#### [Exercise data]
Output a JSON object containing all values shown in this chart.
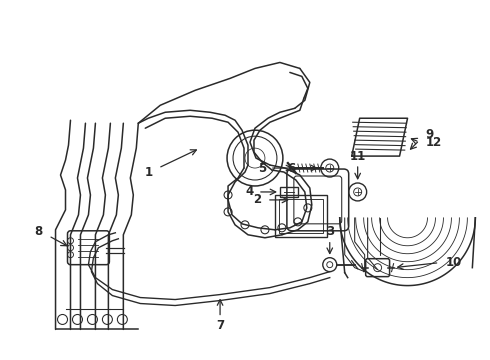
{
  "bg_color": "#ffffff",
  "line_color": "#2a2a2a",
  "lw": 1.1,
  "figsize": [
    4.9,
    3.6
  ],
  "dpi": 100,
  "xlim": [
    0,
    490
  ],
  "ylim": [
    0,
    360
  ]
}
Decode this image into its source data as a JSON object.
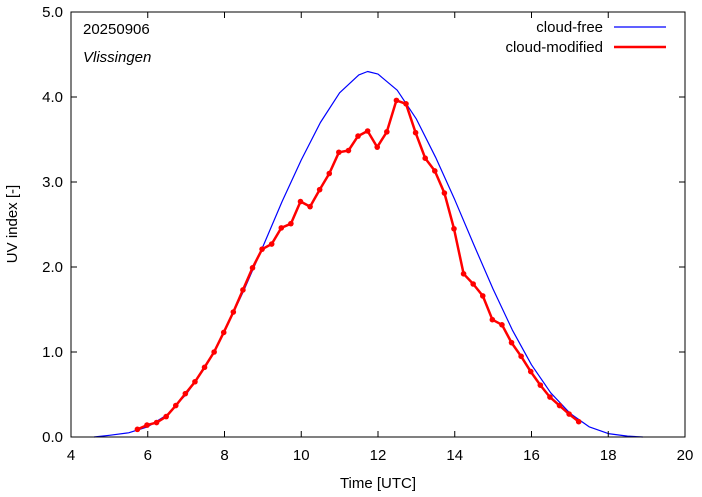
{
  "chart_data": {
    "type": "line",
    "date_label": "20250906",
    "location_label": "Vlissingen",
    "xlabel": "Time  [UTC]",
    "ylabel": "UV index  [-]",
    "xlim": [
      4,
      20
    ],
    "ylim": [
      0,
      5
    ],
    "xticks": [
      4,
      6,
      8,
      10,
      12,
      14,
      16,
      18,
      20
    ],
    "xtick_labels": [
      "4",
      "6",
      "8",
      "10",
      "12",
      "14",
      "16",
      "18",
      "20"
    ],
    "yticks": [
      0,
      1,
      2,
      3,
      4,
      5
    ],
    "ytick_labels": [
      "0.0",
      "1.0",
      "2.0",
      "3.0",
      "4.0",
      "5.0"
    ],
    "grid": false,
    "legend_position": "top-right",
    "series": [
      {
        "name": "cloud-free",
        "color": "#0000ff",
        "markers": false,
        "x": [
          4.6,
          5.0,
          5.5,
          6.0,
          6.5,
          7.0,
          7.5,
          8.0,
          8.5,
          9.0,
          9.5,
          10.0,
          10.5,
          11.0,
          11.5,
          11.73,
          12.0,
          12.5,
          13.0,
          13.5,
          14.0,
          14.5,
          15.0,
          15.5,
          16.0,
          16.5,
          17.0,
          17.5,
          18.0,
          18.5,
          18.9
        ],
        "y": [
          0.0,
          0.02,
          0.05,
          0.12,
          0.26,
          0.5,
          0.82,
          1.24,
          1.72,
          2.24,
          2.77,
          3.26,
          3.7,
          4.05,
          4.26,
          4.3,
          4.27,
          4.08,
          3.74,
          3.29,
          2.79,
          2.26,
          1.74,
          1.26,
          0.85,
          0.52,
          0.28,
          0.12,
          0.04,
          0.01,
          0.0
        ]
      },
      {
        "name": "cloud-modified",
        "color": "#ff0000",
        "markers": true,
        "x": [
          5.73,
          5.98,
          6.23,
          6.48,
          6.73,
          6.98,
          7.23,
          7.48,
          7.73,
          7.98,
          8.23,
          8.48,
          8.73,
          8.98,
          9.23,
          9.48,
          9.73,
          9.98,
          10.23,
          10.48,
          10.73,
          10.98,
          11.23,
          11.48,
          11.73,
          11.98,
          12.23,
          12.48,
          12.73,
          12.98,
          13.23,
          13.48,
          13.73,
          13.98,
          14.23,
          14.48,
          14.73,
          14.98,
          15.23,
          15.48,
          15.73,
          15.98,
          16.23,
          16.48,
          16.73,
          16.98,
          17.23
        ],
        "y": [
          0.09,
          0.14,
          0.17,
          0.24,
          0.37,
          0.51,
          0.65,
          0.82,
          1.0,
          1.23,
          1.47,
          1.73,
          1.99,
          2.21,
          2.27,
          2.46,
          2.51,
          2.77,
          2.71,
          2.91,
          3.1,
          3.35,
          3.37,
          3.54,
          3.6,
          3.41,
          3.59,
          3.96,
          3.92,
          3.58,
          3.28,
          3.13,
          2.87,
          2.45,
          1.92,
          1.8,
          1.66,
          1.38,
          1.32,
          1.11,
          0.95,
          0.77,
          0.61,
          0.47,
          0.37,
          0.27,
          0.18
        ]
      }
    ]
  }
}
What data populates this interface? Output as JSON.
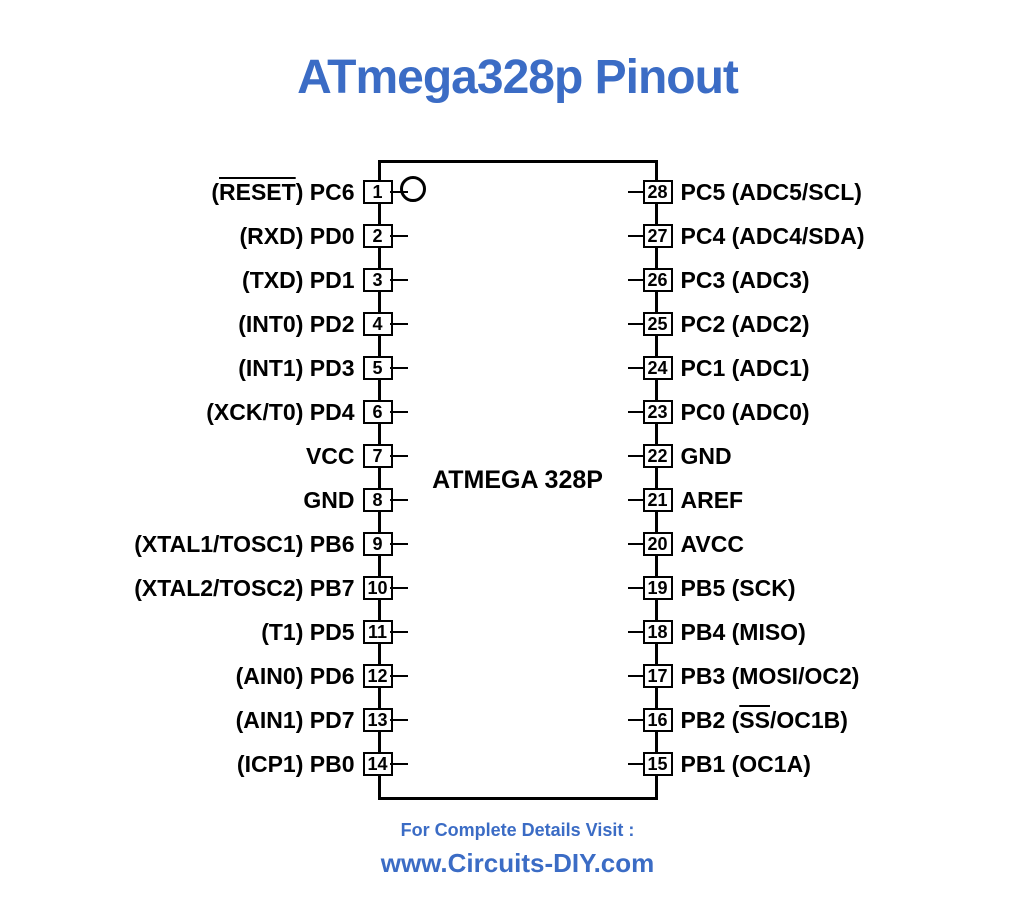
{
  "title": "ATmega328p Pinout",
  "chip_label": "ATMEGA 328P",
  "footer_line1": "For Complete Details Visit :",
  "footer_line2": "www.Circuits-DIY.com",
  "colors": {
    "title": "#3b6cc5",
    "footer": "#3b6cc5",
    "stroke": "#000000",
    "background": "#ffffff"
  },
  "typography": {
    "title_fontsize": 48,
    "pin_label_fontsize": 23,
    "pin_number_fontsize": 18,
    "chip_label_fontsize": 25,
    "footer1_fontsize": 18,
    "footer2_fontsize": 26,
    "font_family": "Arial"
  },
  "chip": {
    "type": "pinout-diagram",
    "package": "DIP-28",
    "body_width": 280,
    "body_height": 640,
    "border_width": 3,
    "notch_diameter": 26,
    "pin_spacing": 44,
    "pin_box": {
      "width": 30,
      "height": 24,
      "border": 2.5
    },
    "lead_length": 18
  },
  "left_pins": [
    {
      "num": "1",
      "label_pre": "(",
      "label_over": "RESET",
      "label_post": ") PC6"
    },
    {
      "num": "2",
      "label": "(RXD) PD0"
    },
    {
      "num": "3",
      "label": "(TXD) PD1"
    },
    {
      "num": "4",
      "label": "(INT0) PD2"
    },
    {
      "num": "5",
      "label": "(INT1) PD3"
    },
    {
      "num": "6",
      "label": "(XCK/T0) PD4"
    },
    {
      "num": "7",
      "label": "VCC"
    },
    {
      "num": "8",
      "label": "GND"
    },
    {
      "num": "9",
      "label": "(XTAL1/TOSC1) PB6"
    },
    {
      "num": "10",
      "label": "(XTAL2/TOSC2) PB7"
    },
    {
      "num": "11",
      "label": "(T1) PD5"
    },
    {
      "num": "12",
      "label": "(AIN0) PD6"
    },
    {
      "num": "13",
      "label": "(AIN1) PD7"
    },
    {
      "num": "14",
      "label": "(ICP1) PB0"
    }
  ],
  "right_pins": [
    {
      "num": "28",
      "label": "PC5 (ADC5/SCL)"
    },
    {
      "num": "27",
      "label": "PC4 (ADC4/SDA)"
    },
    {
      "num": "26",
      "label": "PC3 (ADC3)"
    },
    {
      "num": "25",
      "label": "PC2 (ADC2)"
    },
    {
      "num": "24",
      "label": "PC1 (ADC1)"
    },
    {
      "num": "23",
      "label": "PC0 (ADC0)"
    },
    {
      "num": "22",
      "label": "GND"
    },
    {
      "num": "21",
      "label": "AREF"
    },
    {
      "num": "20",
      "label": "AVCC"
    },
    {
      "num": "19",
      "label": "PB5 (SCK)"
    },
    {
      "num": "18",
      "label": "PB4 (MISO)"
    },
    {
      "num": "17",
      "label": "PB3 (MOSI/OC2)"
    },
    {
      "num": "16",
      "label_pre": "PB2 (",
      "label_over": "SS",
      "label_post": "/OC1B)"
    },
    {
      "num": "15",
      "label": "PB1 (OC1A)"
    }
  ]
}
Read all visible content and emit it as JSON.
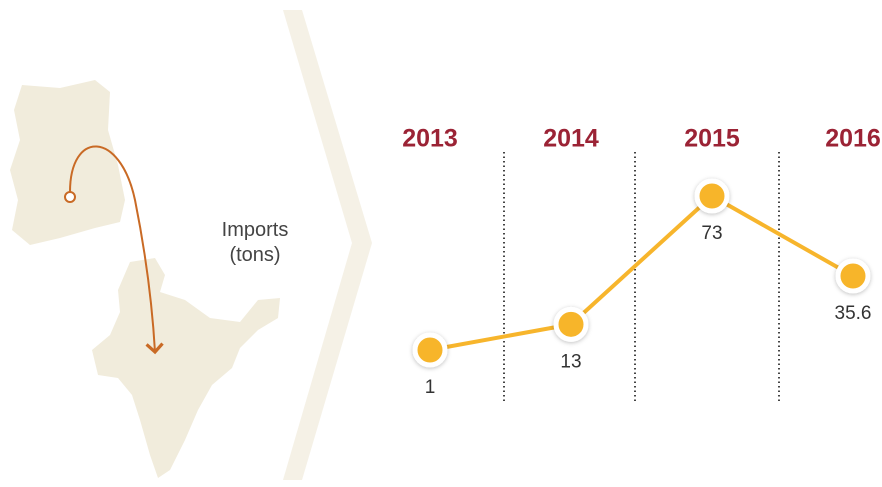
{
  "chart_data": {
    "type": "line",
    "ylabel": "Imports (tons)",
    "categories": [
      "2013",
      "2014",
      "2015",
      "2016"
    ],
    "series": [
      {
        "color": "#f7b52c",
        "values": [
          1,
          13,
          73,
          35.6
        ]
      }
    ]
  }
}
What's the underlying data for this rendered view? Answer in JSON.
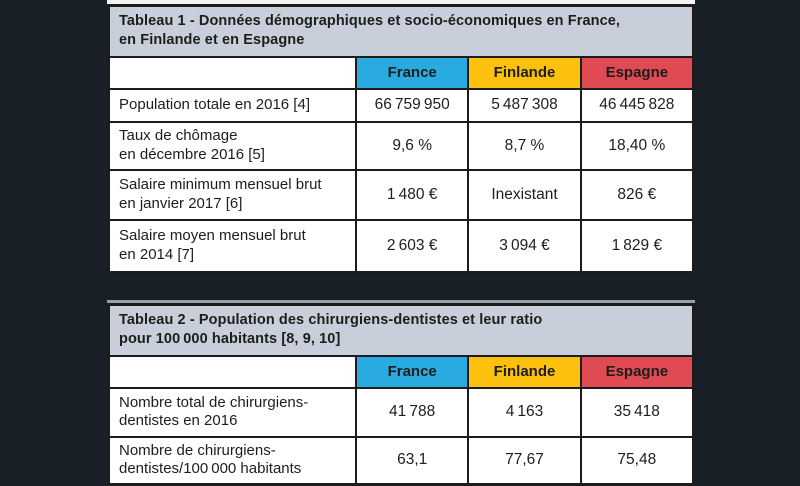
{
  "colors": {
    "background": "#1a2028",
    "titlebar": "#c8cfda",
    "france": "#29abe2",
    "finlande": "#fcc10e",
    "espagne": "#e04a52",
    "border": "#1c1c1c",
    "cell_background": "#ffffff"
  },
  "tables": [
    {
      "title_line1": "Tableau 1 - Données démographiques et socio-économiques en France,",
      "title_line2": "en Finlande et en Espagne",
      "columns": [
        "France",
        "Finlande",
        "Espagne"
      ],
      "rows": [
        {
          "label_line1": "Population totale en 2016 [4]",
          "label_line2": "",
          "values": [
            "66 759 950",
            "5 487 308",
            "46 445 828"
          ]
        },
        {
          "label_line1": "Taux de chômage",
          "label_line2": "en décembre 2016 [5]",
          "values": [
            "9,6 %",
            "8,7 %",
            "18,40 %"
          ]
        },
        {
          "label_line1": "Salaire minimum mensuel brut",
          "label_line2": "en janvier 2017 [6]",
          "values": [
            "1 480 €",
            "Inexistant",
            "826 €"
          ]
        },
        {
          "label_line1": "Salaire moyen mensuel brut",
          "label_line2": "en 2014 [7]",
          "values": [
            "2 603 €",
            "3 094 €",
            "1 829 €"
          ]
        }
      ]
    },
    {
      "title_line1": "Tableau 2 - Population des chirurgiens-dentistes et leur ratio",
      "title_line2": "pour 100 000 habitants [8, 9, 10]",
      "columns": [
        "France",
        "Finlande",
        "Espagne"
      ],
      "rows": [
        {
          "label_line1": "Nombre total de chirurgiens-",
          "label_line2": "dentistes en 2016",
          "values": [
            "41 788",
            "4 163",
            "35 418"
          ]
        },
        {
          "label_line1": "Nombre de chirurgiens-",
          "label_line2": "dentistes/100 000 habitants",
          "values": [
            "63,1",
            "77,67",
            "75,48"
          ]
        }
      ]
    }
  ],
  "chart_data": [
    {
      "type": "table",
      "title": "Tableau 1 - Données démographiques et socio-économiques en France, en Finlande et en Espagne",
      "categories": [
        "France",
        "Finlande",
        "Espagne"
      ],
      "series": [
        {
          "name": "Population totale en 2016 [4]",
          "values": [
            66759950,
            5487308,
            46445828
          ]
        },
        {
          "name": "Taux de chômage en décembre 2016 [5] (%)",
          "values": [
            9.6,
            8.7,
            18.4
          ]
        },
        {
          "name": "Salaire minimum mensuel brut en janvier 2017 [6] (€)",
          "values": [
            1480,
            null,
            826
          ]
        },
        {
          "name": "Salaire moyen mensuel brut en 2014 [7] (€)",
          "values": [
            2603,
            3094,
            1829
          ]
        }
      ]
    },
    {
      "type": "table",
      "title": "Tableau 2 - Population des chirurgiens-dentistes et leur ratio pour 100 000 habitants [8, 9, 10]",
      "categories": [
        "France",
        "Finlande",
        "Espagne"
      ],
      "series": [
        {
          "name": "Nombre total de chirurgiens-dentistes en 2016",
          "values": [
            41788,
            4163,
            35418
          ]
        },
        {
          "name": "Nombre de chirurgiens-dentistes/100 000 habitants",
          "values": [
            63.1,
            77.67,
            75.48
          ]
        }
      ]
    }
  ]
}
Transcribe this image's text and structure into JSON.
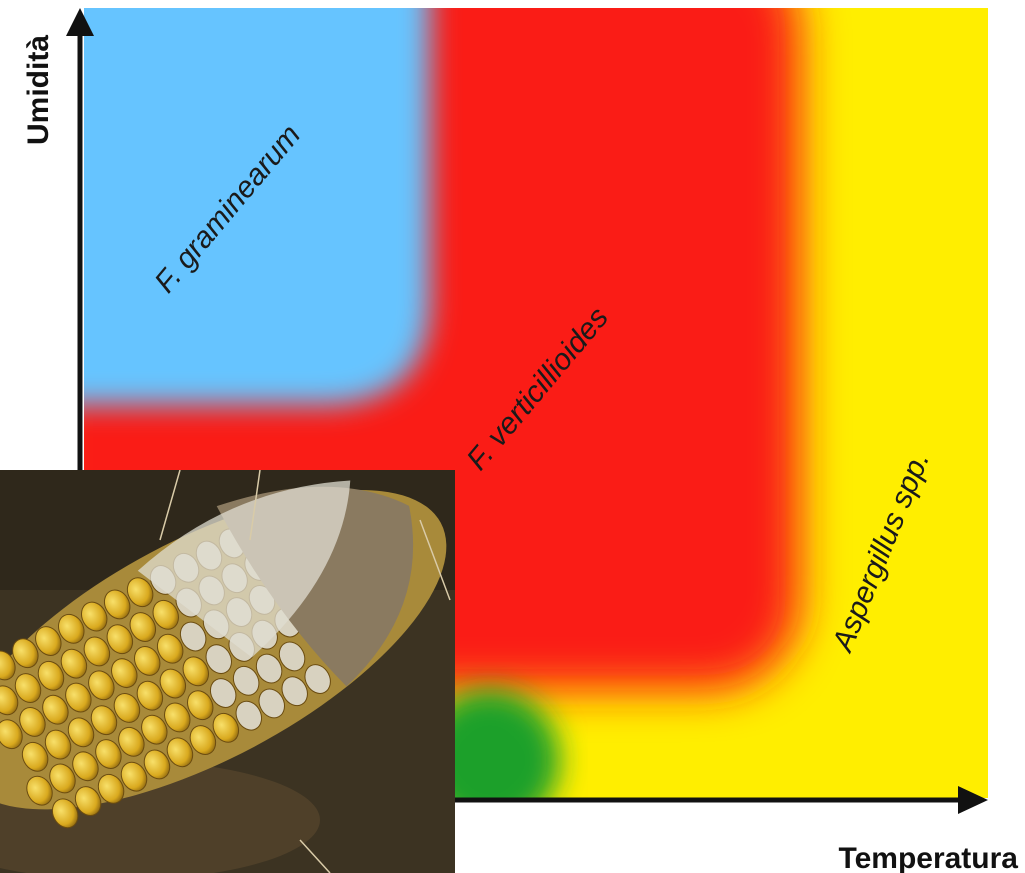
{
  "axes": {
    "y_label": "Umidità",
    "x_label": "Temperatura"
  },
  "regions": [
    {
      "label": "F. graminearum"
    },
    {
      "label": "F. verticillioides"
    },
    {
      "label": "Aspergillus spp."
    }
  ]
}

#### [Exercise details]
From the entries above, copy every line where the word "chômage" shows up.

#### [Full answer]
          "label_line1": "Taux de chômage",
          "name": "Taux de chômage en décembre 2016 [5] (%)",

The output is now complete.